Representatives of this bike-sharing giant announced the company established a Japanese subsidiary, named Mobike Japan Ltd, in Fukuoka city, after its efforts of raising more than US$600 million in Mobike’s latest round of financing from investors, including Tencent Holdings Ltd. Chris Martin, head of international expansion of Mobike, said the Fukuoka city government, along with the Fukuoka Directive Council, gave Mobike an incredible platform to expand business into Japan.


Case 2: Prtronic – The future of Making Things

(Sollar cells printed with Prtronic’s desktop micro-electronic printer)

In our world, only 0.6% of things are “smart” and the rest of 99.4% of objects we interactive with on a daily basis are dumb. They are only “things”, neither smart and nor connected. But the

world can be quiet different in the future. A world which every single item around us, no matter it’s a cup, your shoes, or a road — even a plastic bag will be a computer. Everything have their own intelligence.

Is that just another fantasy? Prtronic thinks not. How could we make plastic bag a computer? The answer is with new technologies which can cut the price tag of a computer to 0.01 dollar and letting ordinary people to parcitipate, to build the future together. It’s time to re-imagine the future world we called “the Internet of Things era”.

That’s the reason why Prtronic invented the world’s first desktop micro-electronic printer and associated material inks for innovators, makers, designers and artists. The machine can enable individuals to print solar cells to help the people without electricity in developing countries, or to make a shinny lamp with your favourite character image,  or even to print a microprocessor or a digital clock.  We foresee in the future, innovators around the world will use it to print a TV, radio speaker or even some kind of self-replicating machine.

Founder of Prtronic River Lan, who considers himself a maker and a scientist, graduated from Imperial College London, dropout PhD at University of Machester and he is certainly not ashamed of it. ‘It is the era of makers. Self-make and self-invent is highly appraised. ’ River couldn’t sit in the classroom ignorant of what was happening out of the campus in China and the huge potential beneath it. Prtronic aims to enable makers with one tool that does all. The maker community is s small group, but “All technology giants in the world started with a niche market and then built the empire on it. Prtronic wants to do the same.” Said River Lan.

> Entries supplied:
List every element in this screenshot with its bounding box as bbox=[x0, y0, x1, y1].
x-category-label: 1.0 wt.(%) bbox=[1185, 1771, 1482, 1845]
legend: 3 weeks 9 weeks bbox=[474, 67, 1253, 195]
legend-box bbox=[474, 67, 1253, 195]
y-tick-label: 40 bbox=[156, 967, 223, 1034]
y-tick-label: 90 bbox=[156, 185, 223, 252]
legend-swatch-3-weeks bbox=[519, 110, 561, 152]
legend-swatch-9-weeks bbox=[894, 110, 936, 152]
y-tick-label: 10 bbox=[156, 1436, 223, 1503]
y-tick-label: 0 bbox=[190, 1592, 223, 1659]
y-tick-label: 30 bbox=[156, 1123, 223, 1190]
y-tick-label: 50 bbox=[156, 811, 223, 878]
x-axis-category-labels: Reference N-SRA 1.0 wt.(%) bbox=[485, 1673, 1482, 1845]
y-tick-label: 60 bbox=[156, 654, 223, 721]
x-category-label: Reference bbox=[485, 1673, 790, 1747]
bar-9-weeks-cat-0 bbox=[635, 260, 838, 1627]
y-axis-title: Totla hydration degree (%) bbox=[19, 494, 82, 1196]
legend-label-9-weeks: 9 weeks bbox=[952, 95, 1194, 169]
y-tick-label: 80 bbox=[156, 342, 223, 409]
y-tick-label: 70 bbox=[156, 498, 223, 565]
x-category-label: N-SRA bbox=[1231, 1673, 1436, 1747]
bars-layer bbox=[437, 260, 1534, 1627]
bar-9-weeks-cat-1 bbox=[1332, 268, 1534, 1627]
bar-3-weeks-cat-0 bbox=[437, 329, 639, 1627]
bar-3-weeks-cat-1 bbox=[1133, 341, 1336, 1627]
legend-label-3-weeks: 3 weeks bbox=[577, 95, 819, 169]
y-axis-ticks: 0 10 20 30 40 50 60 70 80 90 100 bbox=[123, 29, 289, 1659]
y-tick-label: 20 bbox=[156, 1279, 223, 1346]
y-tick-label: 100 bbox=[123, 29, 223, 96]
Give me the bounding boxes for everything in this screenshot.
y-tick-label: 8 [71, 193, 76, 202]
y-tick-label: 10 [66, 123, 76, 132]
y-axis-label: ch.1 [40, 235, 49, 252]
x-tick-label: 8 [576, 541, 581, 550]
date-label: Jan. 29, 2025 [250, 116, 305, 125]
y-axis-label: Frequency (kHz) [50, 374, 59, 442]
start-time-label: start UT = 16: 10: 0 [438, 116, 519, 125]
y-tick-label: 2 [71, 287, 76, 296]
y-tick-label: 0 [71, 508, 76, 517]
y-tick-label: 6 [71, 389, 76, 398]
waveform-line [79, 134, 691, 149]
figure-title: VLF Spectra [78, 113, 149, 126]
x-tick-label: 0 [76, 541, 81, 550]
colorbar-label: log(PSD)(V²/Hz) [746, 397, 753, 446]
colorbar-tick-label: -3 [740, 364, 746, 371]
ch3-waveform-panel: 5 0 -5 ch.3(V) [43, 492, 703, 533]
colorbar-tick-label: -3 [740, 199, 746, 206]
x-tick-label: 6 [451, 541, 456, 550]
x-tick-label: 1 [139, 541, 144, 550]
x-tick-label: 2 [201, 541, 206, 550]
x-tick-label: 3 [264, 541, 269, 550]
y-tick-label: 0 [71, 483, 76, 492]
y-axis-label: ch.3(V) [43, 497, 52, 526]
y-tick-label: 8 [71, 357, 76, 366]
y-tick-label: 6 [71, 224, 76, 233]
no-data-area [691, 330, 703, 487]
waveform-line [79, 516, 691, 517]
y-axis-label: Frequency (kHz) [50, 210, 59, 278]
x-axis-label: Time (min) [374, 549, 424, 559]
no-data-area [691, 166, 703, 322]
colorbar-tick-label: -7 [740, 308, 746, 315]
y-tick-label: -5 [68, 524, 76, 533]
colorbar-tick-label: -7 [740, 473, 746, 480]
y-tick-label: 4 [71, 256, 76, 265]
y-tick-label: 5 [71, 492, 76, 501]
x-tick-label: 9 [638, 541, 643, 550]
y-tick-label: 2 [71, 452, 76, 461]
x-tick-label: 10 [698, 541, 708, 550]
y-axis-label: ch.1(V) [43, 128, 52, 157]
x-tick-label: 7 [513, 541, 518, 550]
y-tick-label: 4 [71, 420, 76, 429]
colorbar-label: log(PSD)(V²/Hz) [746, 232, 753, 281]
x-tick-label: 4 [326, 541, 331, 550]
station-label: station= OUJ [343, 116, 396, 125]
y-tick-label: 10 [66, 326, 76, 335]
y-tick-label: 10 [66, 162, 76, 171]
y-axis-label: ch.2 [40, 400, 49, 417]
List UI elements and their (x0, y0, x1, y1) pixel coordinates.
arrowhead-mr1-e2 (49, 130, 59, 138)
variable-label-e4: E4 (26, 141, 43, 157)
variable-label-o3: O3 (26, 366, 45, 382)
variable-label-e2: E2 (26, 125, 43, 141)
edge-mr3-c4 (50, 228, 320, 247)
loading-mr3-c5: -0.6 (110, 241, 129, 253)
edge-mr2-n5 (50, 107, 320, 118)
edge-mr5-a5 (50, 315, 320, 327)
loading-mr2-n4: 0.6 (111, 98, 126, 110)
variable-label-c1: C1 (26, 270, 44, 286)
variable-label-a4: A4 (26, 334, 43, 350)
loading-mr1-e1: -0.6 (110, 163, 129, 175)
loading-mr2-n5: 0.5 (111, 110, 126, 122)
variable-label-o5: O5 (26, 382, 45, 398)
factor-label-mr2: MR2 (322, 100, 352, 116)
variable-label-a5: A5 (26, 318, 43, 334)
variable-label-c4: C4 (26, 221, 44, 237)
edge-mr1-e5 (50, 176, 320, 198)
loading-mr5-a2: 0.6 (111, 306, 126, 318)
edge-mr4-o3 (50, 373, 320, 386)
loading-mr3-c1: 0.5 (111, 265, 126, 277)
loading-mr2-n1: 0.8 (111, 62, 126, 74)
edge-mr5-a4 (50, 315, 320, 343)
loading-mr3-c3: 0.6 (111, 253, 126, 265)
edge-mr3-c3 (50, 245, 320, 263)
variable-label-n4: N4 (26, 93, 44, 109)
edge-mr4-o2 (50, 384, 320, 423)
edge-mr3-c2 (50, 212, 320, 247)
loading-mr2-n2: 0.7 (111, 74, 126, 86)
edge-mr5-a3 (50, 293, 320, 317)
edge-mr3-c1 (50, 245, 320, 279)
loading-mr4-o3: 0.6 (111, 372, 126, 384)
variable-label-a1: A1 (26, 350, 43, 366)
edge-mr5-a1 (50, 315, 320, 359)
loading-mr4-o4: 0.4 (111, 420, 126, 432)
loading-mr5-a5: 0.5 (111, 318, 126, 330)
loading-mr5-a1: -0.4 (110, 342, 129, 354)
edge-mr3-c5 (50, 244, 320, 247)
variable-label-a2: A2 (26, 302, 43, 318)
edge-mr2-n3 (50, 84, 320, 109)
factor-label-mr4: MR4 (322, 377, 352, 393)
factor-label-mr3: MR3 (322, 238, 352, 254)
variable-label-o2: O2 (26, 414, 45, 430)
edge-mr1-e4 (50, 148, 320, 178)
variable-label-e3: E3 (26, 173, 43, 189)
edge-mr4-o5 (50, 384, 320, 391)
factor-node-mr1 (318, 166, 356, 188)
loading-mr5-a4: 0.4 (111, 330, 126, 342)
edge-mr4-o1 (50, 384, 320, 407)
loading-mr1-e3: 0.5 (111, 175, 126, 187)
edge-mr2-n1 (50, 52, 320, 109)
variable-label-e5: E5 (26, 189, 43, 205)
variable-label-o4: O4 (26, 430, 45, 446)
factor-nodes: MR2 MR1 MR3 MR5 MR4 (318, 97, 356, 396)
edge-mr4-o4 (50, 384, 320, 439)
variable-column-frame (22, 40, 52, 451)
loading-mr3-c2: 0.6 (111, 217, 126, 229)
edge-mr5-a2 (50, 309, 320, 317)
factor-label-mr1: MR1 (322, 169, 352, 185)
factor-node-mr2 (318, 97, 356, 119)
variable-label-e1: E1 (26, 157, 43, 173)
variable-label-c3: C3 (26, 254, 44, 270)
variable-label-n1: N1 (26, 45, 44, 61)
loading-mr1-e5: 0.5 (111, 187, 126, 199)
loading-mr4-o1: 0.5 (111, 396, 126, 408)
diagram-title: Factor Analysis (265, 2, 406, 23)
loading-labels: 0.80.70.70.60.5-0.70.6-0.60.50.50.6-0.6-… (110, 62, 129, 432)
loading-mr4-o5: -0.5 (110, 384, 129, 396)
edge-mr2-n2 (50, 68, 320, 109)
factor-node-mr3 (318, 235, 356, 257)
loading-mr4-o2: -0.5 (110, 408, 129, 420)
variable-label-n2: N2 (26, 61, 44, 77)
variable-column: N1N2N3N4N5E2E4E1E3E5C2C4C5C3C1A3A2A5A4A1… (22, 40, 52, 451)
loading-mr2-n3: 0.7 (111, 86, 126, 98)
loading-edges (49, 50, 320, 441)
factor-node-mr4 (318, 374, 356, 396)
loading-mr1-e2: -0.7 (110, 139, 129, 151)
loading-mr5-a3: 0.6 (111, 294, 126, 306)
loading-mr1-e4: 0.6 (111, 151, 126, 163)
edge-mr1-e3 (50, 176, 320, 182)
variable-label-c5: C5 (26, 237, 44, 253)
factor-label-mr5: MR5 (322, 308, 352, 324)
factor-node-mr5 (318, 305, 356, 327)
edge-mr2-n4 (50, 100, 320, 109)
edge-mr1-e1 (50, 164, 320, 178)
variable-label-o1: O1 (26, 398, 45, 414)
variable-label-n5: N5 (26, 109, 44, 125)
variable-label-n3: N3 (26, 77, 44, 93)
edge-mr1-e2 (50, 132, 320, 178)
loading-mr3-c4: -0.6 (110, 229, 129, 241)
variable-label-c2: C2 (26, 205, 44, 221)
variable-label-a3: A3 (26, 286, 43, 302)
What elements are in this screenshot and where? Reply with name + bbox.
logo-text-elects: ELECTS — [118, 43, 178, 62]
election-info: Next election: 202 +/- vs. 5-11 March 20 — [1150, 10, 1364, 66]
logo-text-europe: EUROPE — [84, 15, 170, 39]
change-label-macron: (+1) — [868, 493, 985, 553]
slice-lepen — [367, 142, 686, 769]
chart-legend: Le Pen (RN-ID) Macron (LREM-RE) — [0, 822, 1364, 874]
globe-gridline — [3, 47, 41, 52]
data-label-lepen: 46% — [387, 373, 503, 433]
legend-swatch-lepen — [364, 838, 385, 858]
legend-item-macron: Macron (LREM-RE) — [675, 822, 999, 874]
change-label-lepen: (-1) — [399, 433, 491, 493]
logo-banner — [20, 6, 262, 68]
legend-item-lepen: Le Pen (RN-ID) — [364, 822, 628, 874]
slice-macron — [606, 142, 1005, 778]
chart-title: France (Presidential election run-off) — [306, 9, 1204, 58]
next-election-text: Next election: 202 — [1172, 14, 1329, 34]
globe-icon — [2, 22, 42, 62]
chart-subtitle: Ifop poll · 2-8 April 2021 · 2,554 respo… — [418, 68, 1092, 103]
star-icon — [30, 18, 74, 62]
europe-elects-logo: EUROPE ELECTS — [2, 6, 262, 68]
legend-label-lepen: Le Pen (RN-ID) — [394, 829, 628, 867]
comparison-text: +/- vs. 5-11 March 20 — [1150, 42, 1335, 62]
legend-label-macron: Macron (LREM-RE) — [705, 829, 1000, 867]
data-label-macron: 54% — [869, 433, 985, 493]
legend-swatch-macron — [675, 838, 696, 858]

> Required actions:
[a] Answer these questions on the Mobike and Prtronic text, one a line:
(i) In which city did Mobike set up its Japanese subsidiary?
(ii) What percentage of things in the world are "smart," according to the text?
(iii) From which university did River Lan graduate?
[b] Carry on writing the Mobike and Prtronic text, starting after its last sentence.
The rows come from a separate source.

> Answers by task:
[a]
(i) Fukuoka city
(ii) 0.6%
(iii) Imperial College London

[b]
Shanghai is River’s first choice when considering where to startup it up.  In most cities in China, E-commerce network is so developed you may purchase any parts and components and be shipped to door in just a couple of days. However, talents and the atmosphere that encourages innovation is hard to come by. Shanghai has the world’s best education system in China; boasting some of China’s top universities. Prtronic is collaborating with top universities incl. Shanghai Jiaotong University, Tongji University, and several institutions of China Academy of Sciences, etc.

Prtronic received investment from INNOSPACE+ at its angel round financing in 2015. It just completed its pre-A round financing December 2016.

“The best way to predict the future is to create it.” == Peter Drucker


Richard Tan is Chief Executive of INNOSPACE+, one of China’s most influential incubation platform.

Mr. Tan is also the Founding Partner of INNOSPACE+ Venture. Its first Angel Fund of US$6mn has seen some good exits; enjoying a bookgain IRR of 63%. INNOSPACE+ has strategic partnership with key technology hubs both within China and overseas and currently hosts more than 300 start-ups – almost 1/3 of these have an overseas background including USA, UK, Canada, Australia, Singapore and Japan. 60% of its startups have successfully raise their next round of funding at an average increase valuation of 5-7 times.

Prior to setting up INNOSPACE+, Mr Tan was the Vice-Consul General for the Singapore Consulate-General in Mumbai, India, and double heading as the Regional Director for the Singapore Economic Development Board.